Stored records
★ ★ ★
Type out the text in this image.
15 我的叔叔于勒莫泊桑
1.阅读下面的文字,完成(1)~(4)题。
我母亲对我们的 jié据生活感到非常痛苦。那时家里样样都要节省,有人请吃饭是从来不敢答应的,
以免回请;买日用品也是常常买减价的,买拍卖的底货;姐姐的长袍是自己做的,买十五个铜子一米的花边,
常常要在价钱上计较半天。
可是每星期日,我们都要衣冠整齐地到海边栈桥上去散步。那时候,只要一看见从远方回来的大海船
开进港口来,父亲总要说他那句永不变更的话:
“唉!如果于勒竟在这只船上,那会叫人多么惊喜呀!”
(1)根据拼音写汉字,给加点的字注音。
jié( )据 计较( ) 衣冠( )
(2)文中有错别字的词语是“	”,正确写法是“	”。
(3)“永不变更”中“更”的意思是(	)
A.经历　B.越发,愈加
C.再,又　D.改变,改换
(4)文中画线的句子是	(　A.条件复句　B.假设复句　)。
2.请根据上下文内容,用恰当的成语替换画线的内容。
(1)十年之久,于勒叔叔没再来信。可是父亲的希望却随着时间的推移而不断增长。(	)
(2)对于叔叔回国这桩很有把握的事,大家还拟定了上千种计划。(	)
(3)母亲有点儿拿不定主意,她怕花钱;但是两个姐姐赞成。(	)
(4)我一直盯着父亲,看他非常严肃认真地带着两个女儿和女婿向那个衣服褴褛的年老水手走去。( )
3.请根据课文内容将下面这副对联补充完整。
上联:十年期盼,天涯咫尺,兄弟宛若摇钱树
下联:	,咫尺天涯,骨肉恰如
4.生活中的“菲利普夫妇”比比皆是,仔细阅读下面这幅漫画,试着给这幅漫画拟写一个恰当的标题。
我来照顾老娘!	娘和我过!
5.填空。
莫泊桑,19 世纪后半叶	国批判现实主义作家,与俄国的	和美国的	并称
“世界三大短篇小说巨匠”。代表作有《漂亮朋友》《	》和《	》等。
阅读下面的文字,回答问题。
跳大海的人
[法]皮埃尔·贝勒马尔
★ ★ ★
> What to produce: Would you write down every record again, exactly?

> The completed task:
Type out the text in this image.
15 我的叔叔于勒莫泊桑
1.阅读下面的文字,完成(1)~(4)题。
我母亲对我们的 jié据生活感到非常痛苦。那时家里样样都要节省,有人请吃饭是从来不敢答应的,
以免回请;买日用品也是常常买减价的,买拍卖的底货;姐姐的长袍是自己做的,买十五个铜子一米的花边,
常常要在价钱上计较半天。
可是每星期日,我们都要衣冠整齐地到海边栈桥上去散步。那时候,只要一看见从远方回来的大海船
开进港口来,父亲总要说他那句永不变更的话:
“唉!如果于勒竟在这只船上,那会叫人多么惊喜呀!”
(1)根据拼音写汉字,给加点的字注音。
jié( )据 计较( ) 衣冠( )
(2)文中有错别字的词语是“	”,正确写法是“	”。
(3)“永不变更”中“更”的意思是(	)
A.经历　B.越发,愈加
C.再,又　D.改变,改换
(4)文中画线的句子是	(　A.条件复句　B.假设复句　)。
2.请根据上下文内容,用恰当的成语替换画线的内容。
(1)十年之久,于勒叔叔没再来信。可是父亲的希望却随着时间的推移而不断增长。(	)
(2)对于叔叔回国这桩很有把握的事,大家还拟定了上千种计划。(	)
(3)母亲有点儿拿不定主意,她怕花钱;但是两个姐姐赞成。(	)
(4)我一直盯着父亲,看他非常严肃认真地带着两个女儿和女婿向那个衣服褴褛的年老水手走去。( )
3.请根据课文内容将下面这副对联补充完整。
上联:十年期盼,天涯咫尺,兄弟宛若摇钱树
下联:	,咫尺天涯,骨肉恰如
4.生活中的“菲利普夫妇”比比皆是,仔细阅读下面这幅漫画,试着给这幅漫画拟写一个恰当的标题。
我来照顾老娘!	娘和我过!
5.填空。
莫泊桑,19 世纪后半叶	国批判现实主义作家,与俄国的	和美国的	并称
“世界三大短篇小说巨匠”。代表作有《漂亮朋友》《	》和《	》等。
阅读下面的文字,回答问题。
跳大海的人
[法]皮埃尔·贝勒马尔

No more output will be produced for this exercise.